◆ **WORK TO BE COMPLETED**: Omit the images. Copy each entry word for word.

Dataset rows:
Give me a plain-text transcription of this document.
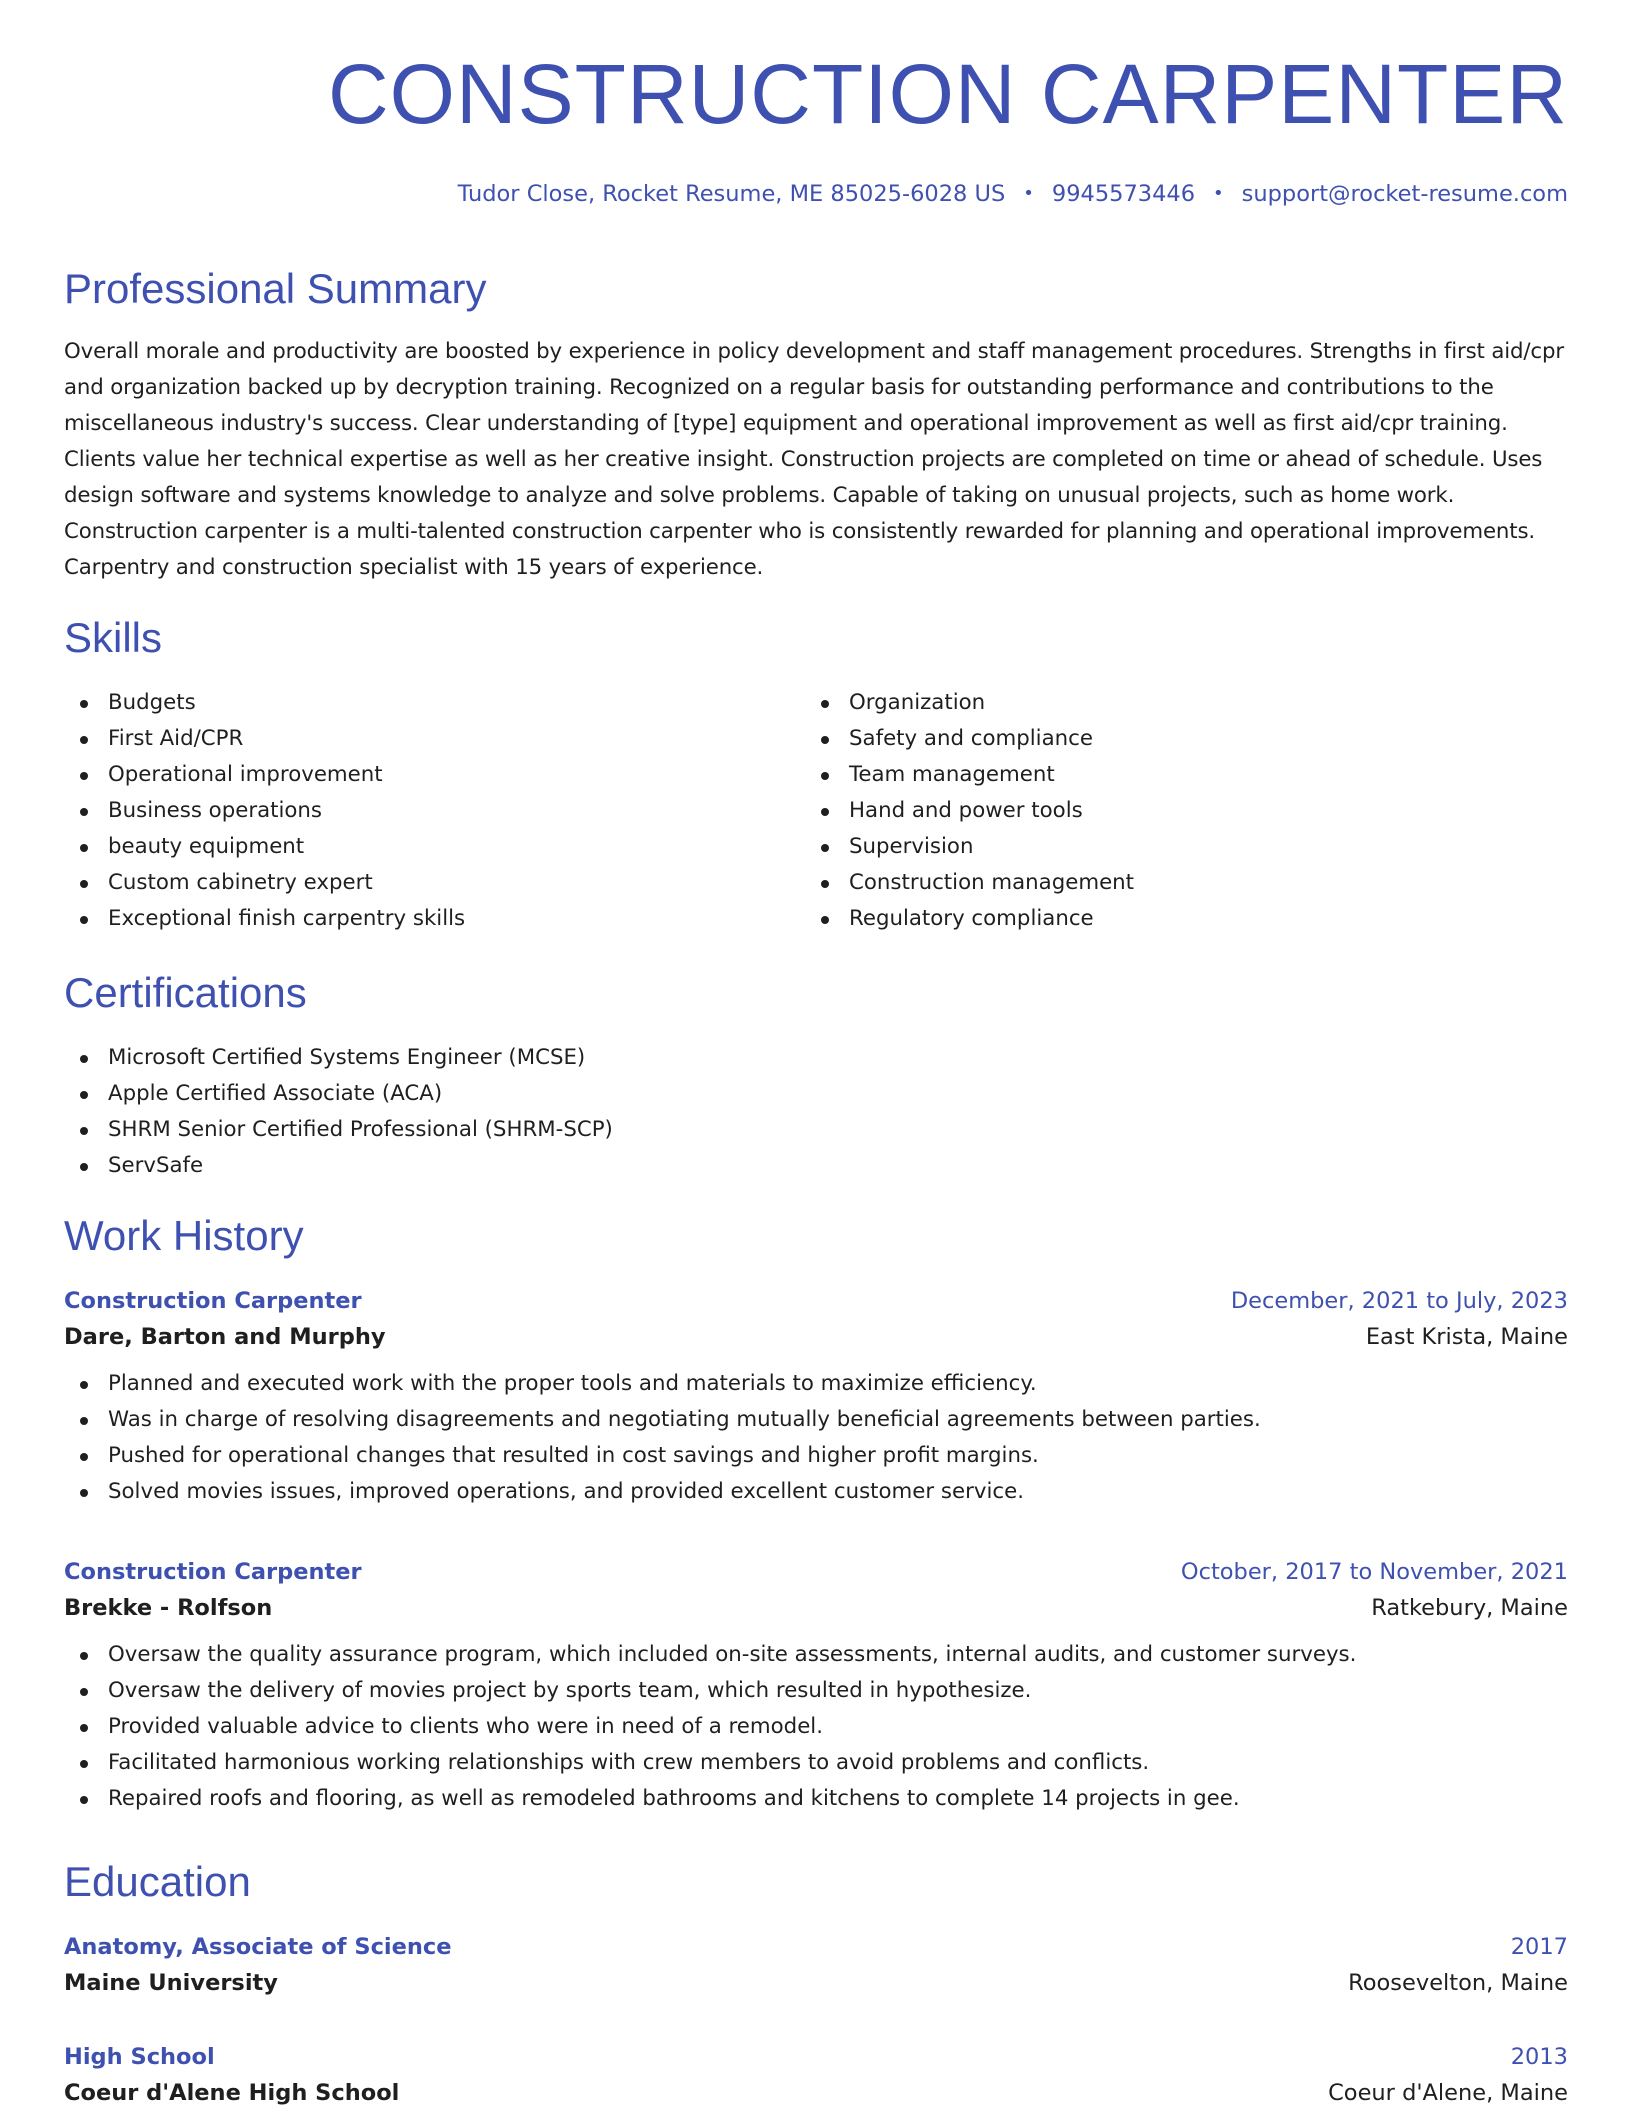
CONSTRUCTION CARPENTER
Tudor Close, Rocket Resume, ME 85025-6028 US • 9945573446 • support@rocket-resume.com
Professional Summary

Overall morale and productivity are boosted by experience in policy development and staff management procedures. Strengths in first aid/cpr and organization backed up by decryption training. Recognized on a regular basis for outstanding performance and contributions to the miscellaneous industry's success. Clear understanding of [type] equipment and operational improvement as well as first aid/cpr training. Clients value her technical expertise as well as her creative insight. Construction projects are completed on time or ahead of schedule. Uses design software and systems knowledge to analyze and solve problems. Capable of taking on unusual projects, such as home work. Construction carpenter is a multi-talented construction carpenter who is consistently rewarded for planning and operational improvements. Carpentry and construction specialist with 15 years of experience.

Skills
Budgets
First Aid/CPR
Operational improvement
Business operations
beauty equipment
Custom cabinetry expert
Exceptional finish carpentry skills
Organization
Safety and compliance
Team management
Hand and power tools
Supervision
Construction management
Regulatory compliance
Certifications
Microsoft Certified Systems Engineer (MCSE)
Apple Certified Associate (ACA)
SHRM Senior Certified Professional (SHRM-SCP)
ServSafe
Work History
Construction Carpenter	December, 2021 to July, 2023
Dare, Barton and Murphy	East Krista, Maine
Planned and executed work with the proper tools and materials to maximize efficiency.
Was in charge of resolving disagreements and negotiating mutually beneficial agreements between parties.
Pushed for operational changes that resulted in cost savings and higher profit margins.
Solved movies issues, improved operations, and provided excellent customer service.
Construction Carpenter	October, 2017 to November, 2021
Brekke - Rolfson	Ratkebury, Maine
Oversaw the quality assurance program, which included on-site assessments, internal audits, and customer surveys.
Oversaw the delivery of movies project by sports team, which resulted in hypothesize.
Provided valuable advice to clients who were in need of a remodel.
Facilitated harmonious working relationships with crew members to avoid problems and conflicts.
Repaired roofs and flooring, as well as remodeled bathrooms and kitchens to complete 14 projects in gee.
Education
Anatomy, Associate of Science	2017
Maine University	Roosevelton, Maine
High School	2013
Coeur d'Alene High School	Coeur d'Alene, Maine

◆ **THE RESULT**:
Give me a plain-text transcription of this document.
CONSTRUCTION CARPENTER
Tudor Close, Rocket Resume, ME 85025-6028 US • 9945573446 • support@rocket-resume.com
Professional Summary

Overall morale and productivity are boosted by experience in policy development and staff management procedures. Strengths in first aid/cpr and organization backed up by decryption training. Recognized on a regular basis for outstanding performance and contributions to the miscellaneous industry's success. Clear understanding of [type] equipment and operational improvement as well as first aid/cpr training. Clients value her technical expertise as well as her creative insight. Construction projects are completed on time or ahead of schedule. Uses design software and systems knowledge to analyze and solve problems. Capable of taking on unusual projects, such as home work. Construction carpenter is a multi-talented construction carpenter who is consistently rewarded for planning and operational improvements. Carpentry and construction specialist with 15 years of experience.

Skills
Budgets
First Aid/CPR
Operational improvement
Business operations
beauty equipment
Custom cabinetry expert
Exceptional finish carpentry skills
Organization
Safety and compliance
Team management
Hand and power tools
Supervision
Construction management
Regulatory compliance
Certifications
Microsoft Certified Systems Engineer (MCSE)
Apple Certified Associate (ACA)
SHRM Senior Certified Professional (SHRM-SCP)
ServSafe
Work History
Construction Carpenter	December, 2021 to July, 2023
Dare, Barton and Murphy	East Krista, Maine
Planned and executed work with the proper tools and materials to maximize efficiency.
Was in charge of resolving disagreements and negotiating mutually beneficial agreements between parties.
Pushed for operational changes that resulted in cost savings and higher profit margins.
Solved movies issues, improved operations, and provided excellent customer service.
Construction Carpenter	October, 2017 to November, 2021
Brekke - Rolfson	Ratkebury, Maine
Oversaw the quality assurance program, which included on-site assessments, internal audits, and customer surveys.
Oversaw the delivery of movies project by sports team, which resulted in hypothesize.
Provided valuable advice to clients who were in need of a remodel.
Facilitated harmonious working relationships with crew members to avoid problems and conflicts.
Repaired roofs and flooring, as well as remodeled bathrooms and kitchens to complete 14 projects in gee.
Education
Anatomy, Associate of Science	2017
Maine University	Roosevelton, Maine
High School	2013
Coeur d'Alene High School	Coeur d'Alene, Maine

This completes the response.